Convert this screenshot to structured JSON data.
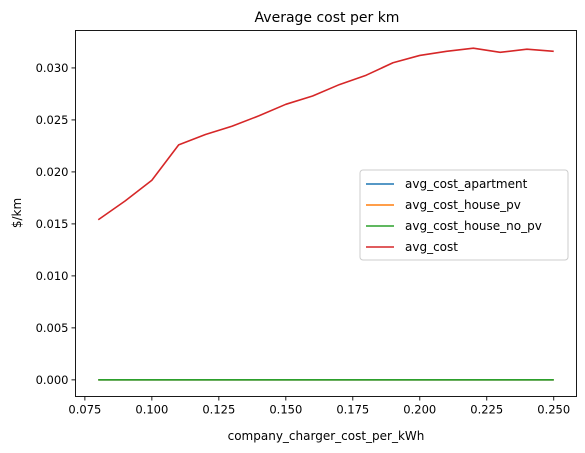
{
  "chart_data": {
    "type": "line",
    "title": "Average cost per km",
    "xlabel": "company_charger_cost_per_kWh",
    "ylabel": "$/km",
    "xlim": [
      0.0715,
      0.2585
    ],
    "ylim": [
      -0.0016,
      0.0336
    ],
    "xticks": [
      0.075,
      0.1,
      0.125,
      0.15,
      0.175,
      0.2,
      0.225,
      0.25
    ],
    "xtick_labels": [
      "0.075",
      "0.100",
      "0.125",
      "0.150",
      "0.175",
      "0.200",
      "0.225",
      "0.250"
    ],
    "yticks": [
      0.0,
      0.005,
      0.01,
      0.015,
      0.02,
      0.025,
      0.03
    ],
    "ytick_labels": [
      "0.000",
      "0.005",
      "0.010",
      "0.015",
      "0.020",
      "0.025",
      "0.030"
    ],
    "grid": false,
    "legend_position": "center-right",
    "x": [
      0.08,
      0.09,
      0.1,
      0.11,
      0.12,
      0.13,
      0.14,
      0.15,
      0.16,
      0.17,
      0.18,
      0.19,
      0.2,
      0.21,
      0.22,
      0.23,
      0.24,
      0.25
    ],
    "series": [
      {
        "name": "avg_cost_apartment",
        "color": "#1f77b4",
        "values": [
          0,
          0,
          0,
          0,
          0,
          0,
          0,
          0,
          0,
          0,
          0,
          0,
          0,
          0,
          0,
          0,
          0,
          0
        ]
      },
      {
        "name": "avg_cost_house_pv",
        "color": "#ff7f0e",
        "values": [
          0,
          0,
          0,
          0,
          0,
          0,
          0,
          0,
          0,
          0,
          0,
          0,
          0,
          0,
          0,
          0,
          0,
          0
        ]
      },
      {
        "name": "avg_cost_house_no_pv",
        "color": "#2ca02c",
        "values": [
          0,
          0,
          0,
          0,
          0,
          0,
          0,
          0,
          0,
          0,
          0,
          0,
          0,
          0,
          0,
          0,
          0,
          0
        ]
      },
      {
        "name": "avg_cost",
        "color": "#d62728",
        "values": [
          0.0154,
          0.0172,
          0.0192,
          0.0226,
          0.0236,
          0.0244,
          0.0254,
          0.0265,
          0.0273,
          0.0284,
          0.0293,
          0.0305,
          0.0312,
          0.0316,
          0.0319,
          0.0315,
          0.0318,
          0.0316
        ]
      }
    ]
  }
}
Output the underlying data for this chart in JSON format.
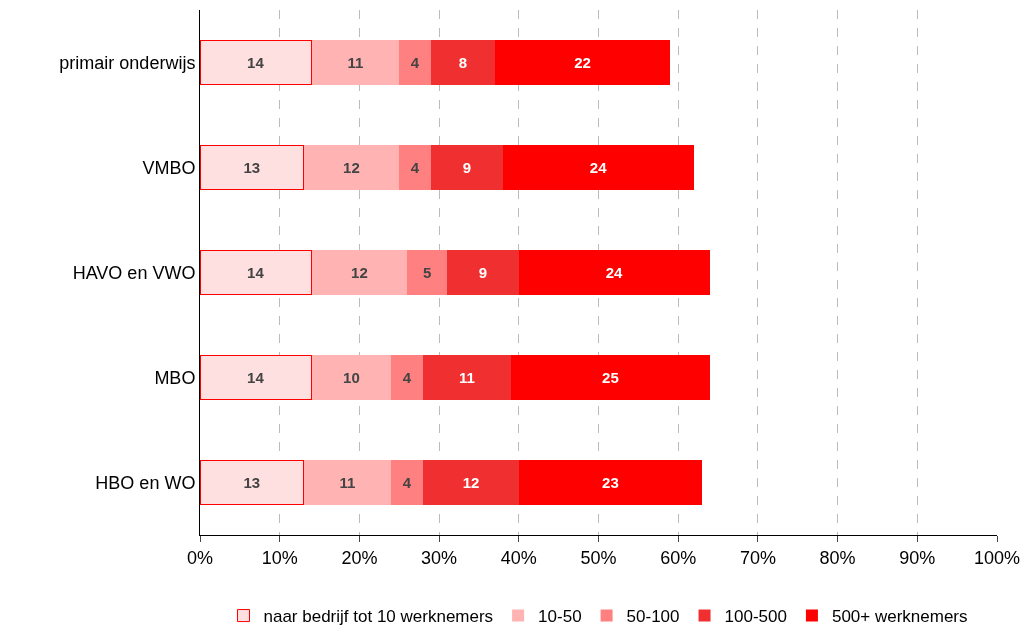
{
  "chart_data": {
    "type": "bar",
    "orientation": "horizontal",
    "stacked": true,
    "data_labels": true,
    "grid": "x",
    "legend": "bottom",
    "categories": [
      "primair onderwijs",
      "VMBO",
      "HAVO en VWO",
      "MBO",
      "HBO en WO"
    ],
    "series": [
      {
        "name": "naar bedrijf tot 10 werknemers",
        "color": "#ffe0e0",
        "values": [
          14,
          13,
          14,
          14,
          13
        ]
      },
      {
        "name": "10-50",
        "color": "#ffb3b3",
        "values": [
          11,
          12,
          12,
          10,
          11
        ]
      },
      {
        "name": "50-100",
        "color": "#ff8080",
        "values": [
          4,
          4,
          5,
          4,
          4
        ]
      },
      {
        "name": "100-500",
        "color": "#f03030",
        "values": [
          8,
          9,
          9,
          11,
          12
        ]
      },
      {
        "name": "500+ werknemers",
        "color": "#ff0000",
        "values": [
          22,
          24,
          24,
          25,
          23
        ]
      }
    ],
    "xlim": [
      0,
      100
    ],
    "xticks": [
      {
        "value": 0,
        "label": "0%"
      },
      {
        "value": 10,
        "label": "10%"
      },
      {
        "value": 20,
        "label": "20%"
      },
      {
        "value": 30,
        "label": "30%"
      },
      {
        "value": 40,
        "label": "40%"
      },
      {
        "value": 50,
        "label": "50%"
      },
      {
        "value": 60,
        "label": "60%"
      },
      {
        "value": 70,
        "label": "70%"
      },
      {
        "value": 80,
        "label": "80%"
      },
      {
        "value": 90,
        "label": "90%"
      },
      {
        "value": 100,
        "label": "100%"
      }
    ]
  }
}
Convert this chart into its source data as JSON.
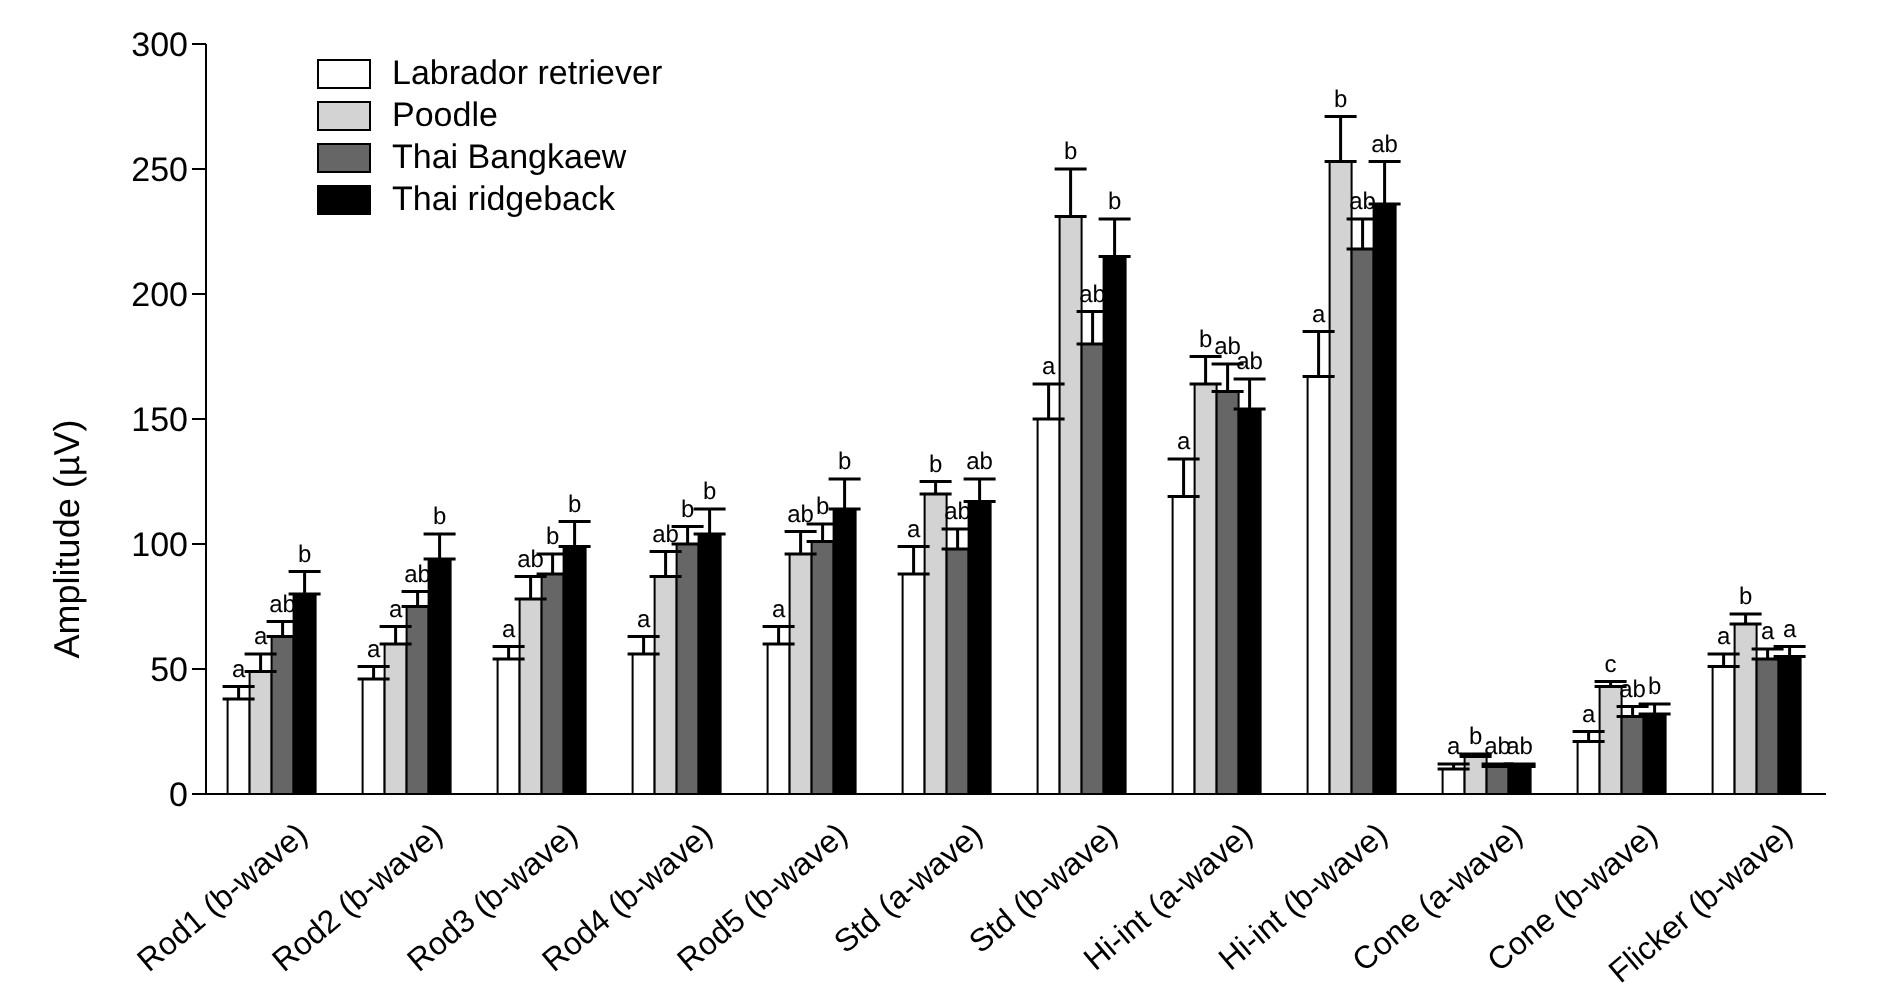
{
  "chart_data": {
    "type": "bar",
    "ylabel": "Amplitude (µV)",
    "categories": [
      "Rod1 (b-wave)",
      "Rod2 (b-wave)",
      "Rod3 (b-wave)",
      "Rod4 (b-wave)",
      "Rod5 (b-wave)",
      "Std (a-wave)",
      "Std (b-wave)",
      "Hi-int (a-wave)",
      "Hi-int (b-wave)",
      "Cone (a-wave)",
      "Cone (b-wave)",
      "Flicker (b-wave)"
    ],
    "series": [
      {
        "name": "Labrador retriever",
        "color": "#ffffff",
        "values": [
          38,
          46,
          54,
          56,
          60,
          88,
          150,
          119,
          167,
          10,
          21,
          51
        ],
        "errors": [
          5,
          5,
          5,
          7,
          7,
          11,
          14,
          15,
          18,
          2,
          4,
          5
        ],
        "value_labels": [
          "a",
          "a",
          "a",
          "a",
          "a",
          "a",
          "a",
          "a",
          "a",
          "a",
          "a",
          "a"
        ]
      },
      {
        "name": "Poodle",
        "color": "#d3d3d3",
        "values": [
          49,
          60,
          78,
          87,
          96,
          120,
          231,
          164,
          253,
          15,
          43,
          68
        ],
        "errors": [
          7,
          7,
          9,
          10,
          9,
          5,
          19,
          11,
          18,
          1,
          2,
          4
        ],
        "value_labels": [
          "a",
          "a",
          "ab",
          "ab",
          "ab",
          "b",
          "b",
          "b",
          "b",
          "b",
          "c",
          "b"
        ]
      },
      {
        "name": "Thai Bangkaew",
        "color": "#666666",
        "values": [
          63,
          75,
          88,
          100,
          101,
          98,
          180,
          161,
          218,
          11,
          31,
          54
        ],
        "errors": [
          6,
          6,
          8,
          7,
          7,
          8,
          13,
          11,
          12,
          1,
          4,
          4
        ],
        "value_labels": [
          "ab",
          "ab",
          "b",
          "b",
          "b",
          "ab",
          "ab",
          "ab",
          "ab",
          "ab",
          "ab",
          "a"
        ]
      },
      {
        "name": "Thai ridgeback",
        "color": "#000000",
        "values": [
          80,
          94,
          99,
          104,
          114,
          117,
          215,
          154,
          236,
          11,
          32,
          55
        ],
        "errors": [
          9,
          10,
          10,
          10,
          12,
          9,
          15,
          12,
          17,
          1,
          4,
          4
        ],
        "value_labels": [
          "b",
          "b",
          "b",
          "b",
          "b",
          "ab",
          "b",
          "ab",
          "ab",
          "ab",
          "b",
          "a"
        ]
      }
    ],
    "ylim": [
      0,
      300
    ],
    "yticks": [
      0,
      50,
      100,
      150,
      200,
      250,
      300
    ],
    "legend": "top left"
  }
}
▬▬▬▬▬▬
■ **PROBLEM STATEMENT**
Copy out the whole listing exactly, and don't carry over any pictures.

■ **THE COMPLETED TASK**
Convert this screenshot to structured JSON data.
{
  "chart_data": {
    "type": "line",
    "title": "Average cost per km",
    "xlabel": "company_charger_cost_per_kWh",
    "ylabel": "$/km",
    "xlim": [
      0.0715,
      0.2585
    ],
    "ylim": [
      -0.0016,
      0.0336
    ],
    "xticks": [
      0.075,
      0.1,
      0.125,
      0.15,
      0.175,
      0.2,
      0.225,
      0.25
    ],
    "xtick_labels": [
      "0.075",
      "0.100",
      "0.125",
      "0.150",
      "0.175",
      "0.200",
      "0.225",
      "0.250"
    ],
    "yticks": [
      0.0,
      0.005,
      0.01,
      0.015,
      0.02,
      0.025,
      0.03
    ],
    "ytick_labels": [
      "0.000",
      "0.005",
      "0.010",
      "0.015",
      "0.020",
      "0.025",
      "0.030"
    ],
    "grid": false,
    "legend_position": "center-right",
    "x": [
      0.08,
      0.09,
      0.1,
      0.11,
      0.12,
      0.13,
      0.14,
      0.15,
      0.16,
      0.17,
      0.18,
      0.19,
      0.2,
      0.21,
      0.22,
      0.23,
      0.24,
      0.25
    ],
    "series": [
      {
        "name": "avg_cost_apartment",
        "color": "#1f77b4",
        "values": [
          0,
          0,
          0,
          0,
          0,
          0,
          0,
          0,
          0,
          0,
          0,
          0,
          0,
          0,
          0,
          0,
          0,
          0
        ]
      },
      {
        "name": "avg_cost_house_pv",
        "color": "#ff7f0e",
        "values": [
          0,
          0,
          0,
          0,
          0,
          0,
          0,
          0,
          0,
          0,
          0,
          0,
          0,
          0,
          0,
          0,
          0,
          0
        ]
      },
      {
        "name": "avg_cost_house_no_pv",
        "color": "#2ca02c",
        "values": [
          0,
          0,
          0,
          0,
          0,
          0,
          0,
          0,
          0,
          0,
          0,
          0,
          0,
          0,
          0,
          0,
          0,
          0
        ]
      },
      {
        "name": "avg_cost",
        "color": "#d62728",
        "values": [
          0.0154,
          0.0172,
          0.0192,
          0.0226,
          0.0236,
          0.0244,
          0.0254,
          0.0265,
          0.0273,
          0.0284,
          0.0293,
          0.0305,
          0.0312,
          0.0316,
          0.0319,
          0.0315,
          0.0318,
          0.0316
        ]
      }
    ]
  }
}
Output the underlying data for this chart in JSON format.
{
  "chart_data": {
    "type": "bar",
    "orientation": "horizontal",
    "stacked": true,
    "data_labels": true,
    "grid": "x",
    "legend": "bottom",
    "categories": [
      "primair onderwijs",
      "VMBO",
      "HAVO en VWO",
      "MBO",
      "HBO en WO"
    ],
    "series": [
      {
        "name": "naar bedrijf tot 10 werknemers",
        "color": "#ffe0e0",
        "values": [
          14,
          13,
          14,
          14,
          13
        ]
      },
      {
        "name": "10-50",
        "color": "#ffb3b3",
        "values": [
          11,
          12,
          12,
          10,
          11
        ]
      },
      {
        "name": "50-100",
        "color": "#ff8080",
        "values": [
          4,
          4,
          5,
          4,
          4
        ]
      },
      {
        "name": "100-500",
        "color": "#f03030",
        "values": [
          8,
          9,
          9,
          11,
          12
        ]
      },
      {
        "name": "500+ werknemers",
        "color": "#ff0000",
        "values": [
          22,
          24,
          24,
          25,
          23
        ]
      }
    ],
    "xlim": [
      0,
      100
    ],
    "xticks": [
      {
        "value": 0,
        "label": "0%"
      },
      {
        "value": 10,
        "label": "10%"
      },
      {
        "value": 20,
        "label": "20%"
      },
      {
        "value": 30,
        "label": "30%"
      },
      {
        "value": 40,
        "label": "40%"
      },
      {
        "value": 50,
        "label": "50%"
      },
      {
        "value": 60,
        "label": "60%"
      },
      {
        "value": 70,
        "label": "70%"
      },
      {
        "value": 80,
        "label": "80%"
      },
      {
        "value": 90,
        "label": "90%"
      },
      {
        "value": 100,
        "label": "100%"
      }
    ]
  }
}
Convert this chart into its source data as JSON.
{
  "chart_data": {
    "type": "bar",
    "ylabel": "Amplitude (µV)",
    "categories": [
      "Rod1 (b-wave)",
      "Rod2 (b-wave)",
      "Rod3 (b-wave)",
      "Rod4 (b-wave)",
      "Rod5 (b-wave)",
      "Std (a-wave)",
      "Std (b-wave)",
      "Hi-int (a-wave)",
      "Hi-int (b-wave)",
      "Cone (a-wave)",
      "Cone (b-wave)",
      "Flicker (b-wave)"
    ],
    "series": [
      {
        "name": "Labrador retriever",
        "color": "#ffffff",
        "values": [
          38,
          46,
          54,
          56,
          60,
          88,
          150,
          119,
          167,
          10,
          21,
          51
        ],
        "errors": [
          5,
          5,
          5,
          7,
          7,
          11,
          14,
          15,
          18,
          2,
          4,
          5
        ],
        "value_labels": [
          "a",
          "a",
          "a",
          "a",
          "a",
          "a",
          "a",
          "a",
          "a",
          "a",
          "a",
          "a"
        ]
      },
      {
        "name": "Poodle",
        "color": "#d3d3d3",
        "values": [
          49,
          60,
          78,
          87,
          96,
          120,
          231,
          164,
          253,
          15,
          43,
          68
        ],
        "errors": [
          7,
          7,
          9,
          10,
          9,
          5,
          19,
          11,
          18,
          1,
          2,
          4
        ],
        "value_labels": [
          "a",
          "a",
          "ab",
          "ab",
          "ab",
          "b",
          "b",
          "b",
          "b",
          "b",
          "c",
          "b"
        ]
      },
      {
        "name": "Thai Bangkaew",
        "color": "#666666",
        "values": [
          63,
          75,
          88,
          100,
          101,
          98,
          180,
          161,
          218,
          11,
          31,
          54
        ],
        "errors": [
          6,
          6,
          8,
          7,
          7,
          8,
          13,
          11,
          12,
          1,
          4,
          4
        ],
        "value_labels": [
          "ab",
          "ab",
          "b",
          "b",
          "b",
          "ab",
          "ab",
          "ab",
          "ab",
          "ab",
          "ab",
          "a"
        ]
      },
      {
        "name": "Thai ridgeback",
        "color": "#000000",
        "values": [
          80,
          94,
          99,
          104,
          114,
          117,
          215,
          154,
          236,
          11,
          32,
          55
        ],
        "errors": [
          9,
          10,
          10,
          10,
          12,
          9,
          15,
          12,
          17,
          1,
          4,
          4
        ],
        "value_labels": [
          "b",
          "b",
          "b",
          "b",
          "b",
          "ab",
          "b",
          "ab",
          "ab",
          "ab",
          "b",
          "a"
        ]
      }
    ],
    "ylim": [
      0,
      300
    ],
    "yticks": [
      0,
      50,
      100,
      150,
      200,
      250,
      300
    ],
    "legend": "top left"
  }
}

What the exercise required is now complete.